THE EXERCISE: Your task is to copy every line of the entries that contains "data".

PROVIDED RECORDS:

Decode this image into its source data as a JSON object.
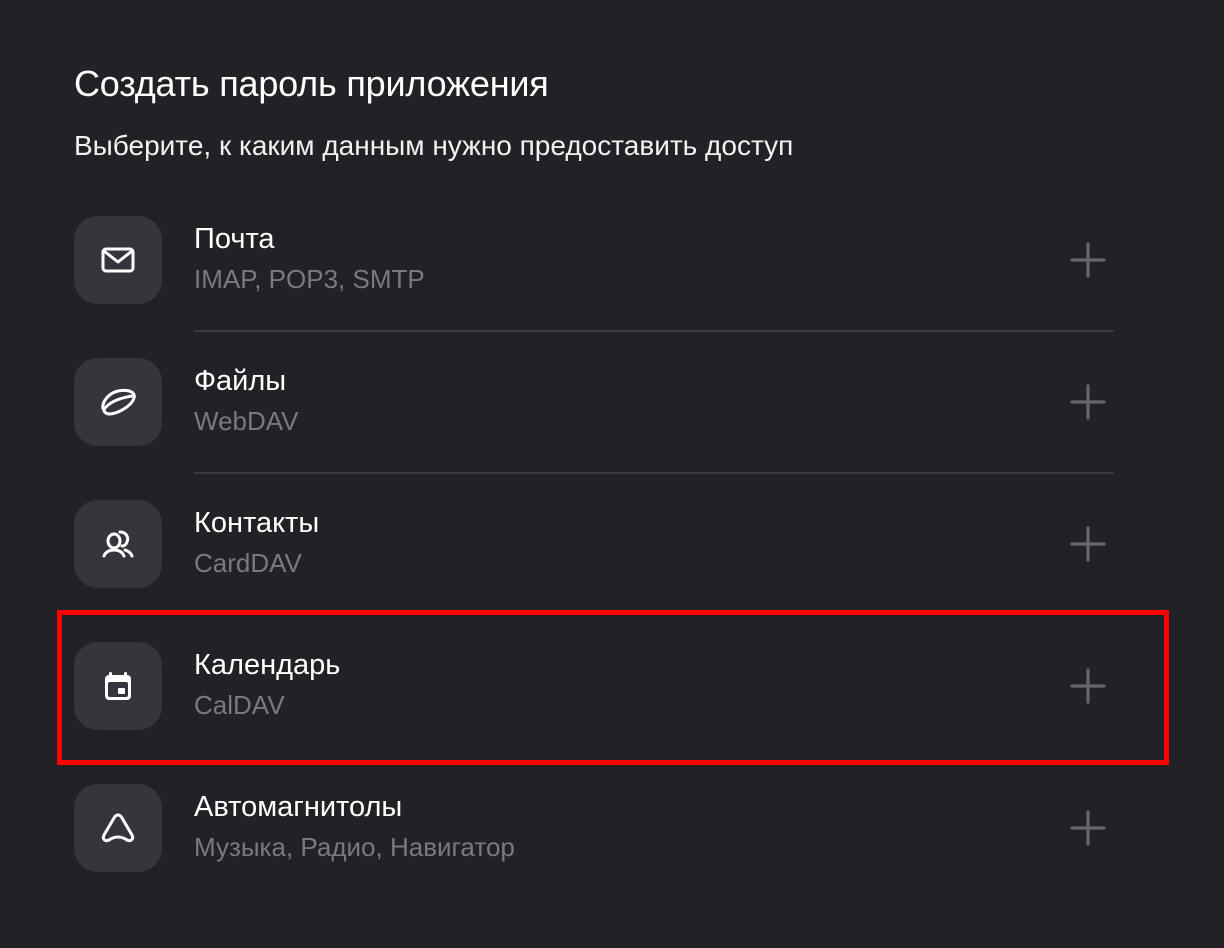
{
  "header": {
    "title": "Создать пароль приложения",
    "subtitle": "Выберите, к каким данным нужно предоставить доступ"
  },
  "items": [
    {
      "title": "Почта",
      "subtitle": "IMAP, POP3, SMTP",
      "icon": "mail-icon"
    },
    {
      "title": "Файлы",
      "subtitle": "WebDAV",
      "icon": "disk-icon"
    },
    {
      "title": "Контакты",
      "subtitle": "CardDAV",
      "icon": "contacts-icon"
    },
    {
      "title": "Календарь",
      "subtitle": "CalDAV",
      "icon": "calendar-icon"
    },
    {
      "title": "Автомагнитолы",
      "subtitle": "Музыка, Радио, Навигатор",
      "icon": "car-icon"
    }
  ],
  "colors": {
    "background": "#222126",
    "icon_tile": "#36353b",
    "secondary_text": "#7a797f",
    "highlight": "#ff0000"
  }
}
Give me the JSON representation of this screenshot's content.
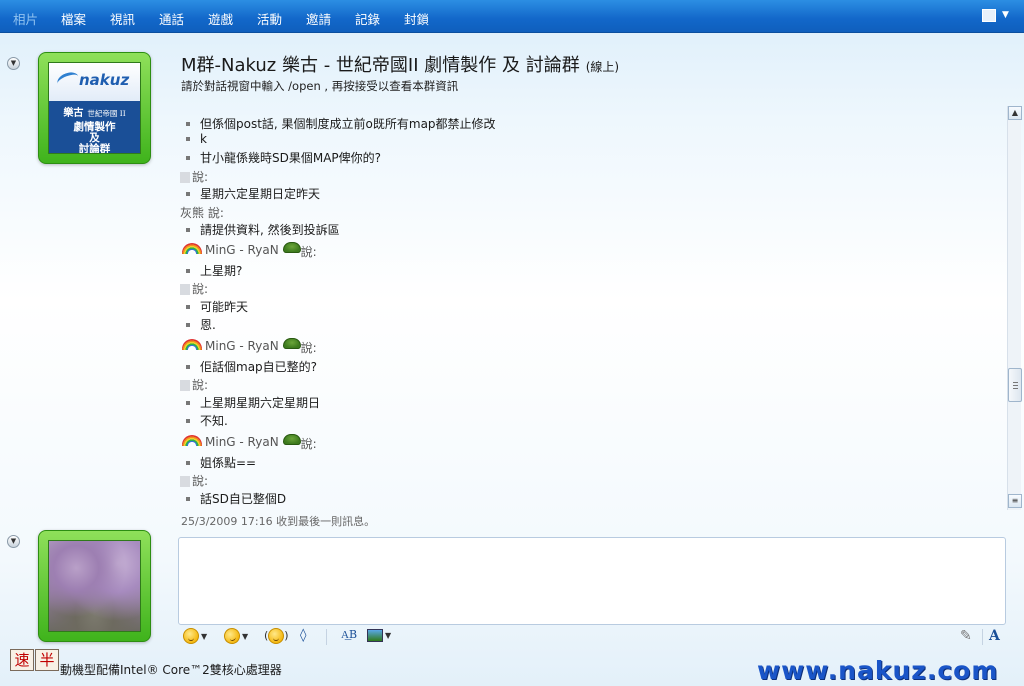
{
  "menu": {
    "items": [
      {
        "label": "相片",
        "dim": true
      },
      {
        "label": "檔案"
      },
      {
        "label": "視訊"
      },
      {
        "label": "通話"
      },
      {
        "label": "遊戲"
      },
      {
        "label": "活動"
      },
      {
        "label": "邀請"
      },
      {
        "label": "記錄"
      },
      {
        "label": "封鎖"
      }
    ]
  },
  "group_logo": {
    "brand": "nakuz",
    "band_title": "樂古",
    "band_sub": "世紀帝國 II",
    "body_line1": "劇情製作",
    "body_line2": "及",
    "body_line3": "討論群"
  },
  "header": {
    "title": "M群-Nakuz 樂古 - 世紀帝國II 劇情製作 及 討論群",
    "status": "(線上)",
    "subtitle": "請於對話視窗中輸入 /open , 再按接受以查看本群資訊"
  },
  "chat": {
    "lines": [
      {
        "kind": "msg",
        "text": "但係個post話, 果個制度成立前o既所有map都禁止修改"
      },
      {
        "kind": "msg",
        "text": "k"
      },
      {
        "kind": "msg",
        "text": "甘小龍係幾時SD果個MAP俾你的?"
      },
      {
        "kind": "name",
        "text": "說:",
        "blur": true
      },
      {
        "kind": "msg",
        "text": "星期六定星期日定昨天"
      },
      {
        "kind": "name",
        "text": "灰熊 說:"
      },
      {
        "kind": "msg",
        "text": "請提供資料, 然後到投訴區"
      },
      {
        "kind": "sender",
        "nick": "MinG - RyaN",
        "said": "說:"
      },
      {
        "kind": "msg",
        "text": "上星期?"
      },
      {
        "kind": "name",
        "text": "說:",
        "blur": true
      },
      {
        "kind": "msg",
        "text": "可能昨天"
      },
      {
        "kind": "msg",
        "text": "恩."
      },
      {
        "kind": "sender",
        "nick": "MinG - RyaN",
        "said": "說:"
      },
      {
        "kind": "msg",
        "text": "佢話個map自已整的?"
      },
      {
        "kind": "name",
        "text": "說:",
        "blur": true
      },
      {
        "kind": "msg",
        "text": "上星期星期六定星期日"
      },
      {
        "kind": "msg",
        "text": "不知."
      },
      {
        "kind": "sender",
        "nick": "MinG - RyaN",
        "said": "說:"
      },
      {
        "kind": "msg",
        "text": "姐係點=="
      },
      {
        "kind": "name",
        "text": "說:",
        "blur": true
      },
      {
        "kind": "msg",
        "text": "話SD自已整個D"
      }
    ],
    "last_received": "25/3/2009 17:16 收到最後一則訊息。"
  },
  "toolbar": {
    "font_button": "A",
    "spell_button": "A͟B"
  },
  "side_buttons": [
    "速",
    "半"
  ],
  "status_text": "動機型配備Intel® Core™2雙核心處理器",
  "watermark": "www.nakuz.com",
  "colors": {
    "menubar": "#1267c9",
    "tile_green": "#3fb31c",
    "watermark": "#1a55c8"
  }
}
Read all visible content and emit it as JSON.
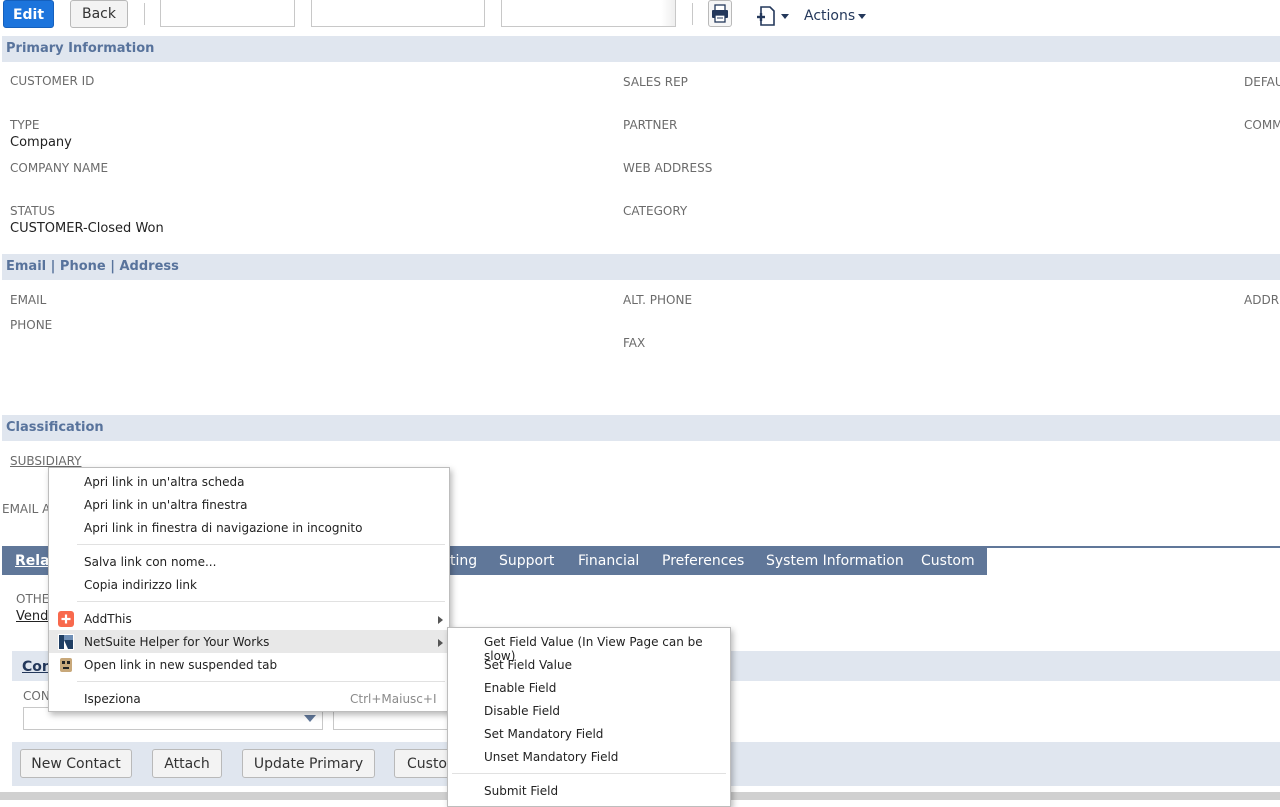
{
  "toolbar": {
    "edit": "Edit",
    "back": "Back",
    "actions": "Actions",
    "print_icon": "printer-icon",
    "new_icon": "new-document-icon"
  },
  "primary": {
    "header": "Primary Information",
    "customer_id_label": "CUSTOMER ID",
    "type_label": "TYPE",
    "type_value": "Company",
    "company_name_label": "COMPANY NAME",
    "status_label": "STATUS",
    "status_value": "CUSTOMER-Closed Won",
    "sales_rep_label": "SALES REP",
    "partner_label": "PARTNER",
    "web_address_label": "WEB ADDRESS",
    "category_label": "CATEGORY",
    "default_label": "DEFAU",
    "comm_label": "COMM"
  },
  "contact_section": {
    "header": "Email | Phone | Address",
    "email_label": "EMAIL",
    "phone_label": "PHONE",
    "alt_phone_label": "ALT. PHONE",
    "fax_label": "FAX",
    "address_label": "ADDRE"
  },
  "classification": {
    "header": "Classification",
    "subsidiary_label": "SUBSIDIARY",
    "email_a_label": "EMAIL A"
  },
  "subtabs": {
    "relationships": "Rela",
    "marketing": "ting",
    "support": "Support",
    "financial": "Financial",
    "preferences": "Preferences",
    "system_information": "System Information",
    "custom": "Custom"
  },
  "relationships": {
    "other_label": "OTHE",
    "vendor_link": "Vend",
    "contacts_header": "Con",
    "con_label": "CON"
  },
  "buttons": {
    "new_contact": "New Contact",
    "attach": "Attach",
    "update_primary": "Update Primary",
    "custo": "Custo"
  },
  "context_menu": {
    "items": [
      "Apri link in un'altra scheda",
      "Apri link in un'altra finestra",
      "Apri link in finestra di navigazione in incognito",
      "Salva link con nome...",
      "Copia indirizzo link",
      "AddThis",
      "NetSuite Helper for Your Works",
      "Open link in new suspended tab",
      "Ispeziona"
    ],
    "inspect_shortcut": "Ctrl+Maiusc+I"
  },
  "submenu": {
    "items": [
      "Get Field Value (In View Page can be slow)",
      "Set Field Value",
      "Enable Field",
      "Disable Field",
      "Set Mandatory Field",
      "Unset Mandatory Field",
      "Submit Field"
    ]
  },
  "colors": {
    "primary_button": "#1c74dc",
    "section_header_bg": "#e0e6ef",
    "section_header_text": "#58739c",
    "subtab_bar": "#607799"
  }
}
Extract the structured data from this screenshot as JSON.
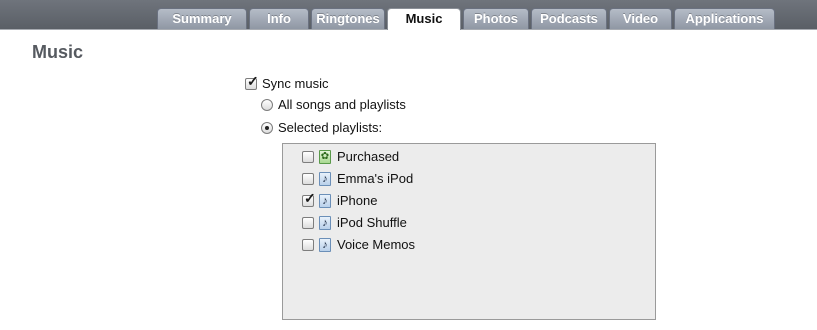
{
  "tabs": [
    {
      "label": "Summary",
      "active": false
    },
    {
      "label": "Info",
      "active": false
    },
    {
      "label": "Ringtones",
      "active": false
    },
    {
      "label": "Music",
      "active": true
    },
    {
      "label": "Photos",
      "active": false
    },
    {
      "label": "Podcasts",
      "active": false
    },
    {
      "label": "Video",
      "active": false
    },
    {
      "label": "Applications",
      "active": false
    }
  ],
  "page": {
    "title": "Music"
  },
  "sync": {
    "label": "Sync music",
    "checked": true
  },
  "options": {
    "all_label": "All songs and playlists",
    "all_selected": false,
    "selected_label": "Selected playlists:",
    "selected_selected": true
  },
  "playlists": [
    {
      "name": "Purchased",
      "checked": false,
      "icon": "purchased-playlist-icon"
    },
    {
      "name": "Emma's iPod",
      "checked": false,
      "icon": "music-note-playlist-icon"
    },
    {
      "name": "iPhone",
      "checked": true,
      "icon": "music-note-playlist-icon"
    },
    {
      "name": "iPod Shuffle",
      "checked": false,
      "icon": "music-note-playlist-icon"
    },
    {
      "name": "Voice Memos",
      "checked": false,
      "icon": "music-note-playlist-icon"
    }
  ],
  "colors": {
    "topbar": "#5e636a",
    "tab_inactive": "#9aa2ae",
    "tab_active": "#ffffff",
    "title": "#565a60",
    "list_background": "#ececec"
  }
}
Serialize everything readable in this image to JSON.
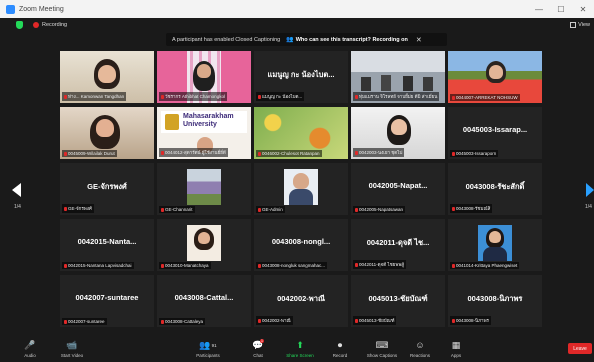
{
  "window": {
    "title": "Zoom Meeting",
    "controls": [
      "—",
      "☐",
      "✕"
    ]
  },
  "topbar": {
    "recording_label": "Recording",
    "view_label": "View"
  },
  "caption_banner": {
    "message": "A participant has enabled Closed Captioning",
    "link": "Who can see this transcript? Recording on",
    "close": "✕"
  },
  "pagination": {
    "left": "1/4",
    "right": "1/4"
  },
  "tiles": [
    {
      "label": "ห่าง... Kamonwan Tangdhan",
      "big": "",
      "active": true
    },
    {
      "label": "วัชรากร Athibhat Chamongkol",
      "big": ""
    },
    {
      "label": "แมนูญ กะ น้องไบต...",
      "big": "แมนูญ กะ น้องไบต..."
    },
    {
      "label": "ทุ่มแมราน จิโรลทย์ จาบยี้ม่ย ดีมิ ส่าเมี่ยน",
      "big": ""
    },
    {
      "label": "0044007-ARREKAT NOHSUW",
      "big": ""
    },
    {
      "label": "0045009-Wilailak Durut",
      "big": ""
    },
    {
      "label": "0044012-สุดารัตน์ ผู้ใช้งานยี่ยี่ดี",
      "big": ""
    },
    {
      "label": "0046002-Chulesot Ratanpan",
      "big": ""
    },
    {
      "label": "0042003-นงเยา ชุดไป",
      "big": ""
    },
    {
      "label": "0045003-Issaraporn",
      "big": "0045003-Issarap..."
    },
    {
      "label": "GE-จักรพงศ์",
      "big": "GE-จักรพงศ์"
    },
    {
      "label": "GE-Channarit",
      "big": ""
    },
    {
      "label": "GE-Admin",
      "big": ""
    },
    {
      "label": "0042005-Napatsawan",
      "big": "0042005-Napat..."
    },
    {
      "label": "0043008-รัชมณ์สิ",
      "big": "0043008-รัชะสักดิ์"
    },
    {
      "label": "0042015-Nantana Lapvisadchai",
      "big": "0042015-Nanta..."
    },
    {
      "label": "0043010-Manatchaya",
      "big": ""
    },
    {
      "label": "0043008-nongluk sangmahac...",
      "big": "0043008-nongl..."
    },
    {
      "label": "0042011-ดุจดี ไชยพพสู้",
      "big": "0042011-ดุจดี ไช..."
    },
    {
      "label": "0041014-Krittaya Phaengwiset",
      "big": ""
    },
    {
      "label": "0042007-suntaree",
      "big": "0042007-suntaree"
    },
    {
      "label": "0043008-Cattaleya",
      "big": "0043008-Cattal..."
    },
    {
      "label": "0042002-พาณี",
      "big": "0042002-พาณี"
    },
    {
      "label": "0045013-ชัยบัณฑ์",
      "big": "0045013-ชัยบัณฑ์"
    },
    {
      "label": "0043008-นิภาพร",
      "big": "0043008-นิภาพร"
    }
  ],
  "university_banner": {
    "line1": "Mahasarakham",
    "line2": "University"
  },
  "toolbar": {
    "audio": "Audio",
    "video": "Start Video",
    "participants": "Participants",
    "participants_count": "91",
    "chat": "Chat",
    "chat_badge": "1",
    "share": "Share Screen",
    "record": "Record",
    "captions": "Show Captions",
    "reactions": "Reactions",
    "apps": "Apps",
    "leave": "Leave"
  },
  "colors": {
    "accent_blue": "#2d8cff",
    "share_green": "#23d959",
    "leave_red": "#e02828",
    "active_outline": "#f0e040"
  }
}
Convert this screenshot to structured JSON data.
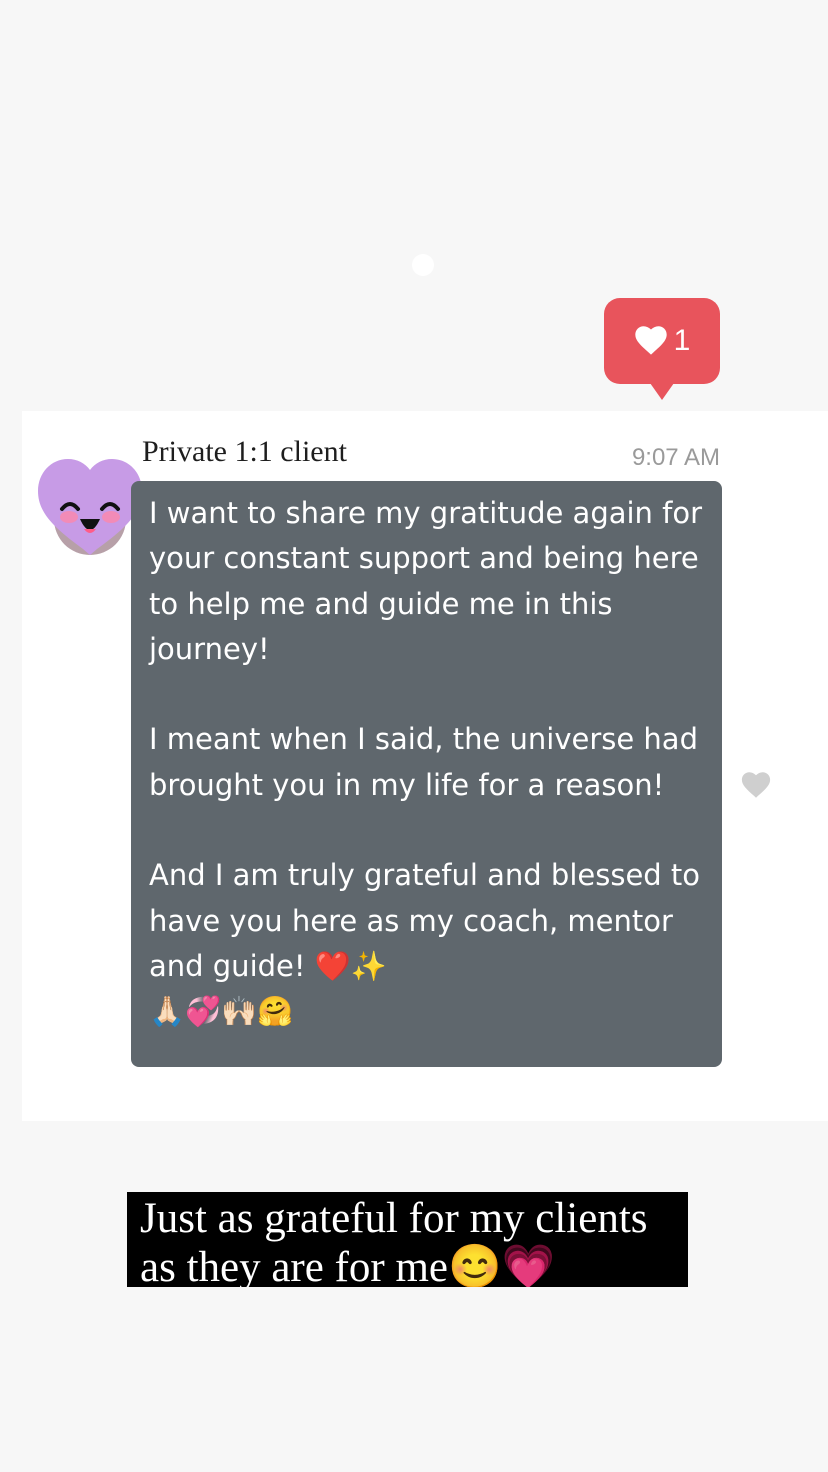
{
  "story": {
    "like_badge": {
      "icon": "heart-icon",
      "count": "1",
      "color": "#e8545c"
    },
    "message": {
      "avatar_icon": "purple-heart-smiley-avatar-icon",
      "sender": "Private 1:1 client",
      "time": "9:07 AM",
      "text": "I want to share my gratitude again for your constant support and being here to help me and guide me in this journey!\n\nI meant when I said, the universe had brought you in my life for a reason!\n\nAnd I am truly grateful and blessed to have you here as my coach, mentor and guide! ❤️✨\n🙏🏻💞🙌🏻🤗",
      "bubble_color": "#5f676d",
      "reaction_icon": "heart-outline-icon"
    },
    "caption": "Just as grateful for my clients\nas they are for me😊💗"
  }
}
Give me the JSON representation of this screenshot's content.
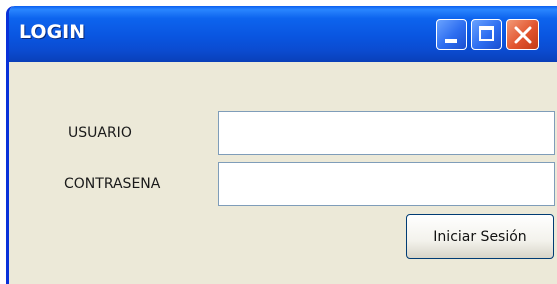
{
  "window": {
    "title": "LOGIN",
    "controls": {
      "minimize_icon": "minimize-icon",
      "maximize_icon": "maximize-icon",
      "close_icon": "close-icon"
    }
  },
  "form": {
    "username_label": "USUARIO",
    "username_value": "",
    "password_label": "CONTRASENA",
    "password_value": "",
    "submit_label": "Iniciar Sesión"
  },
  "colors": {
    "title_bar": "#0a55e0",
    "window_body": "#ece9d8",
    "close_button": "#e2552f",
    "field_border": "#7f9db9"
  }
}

COMPLETE OUTPUT:
Decode this image into its source data as a JSON object.
Extract the structured data from this screenshot as JSON.
Convert this screenshot to structured JSON data.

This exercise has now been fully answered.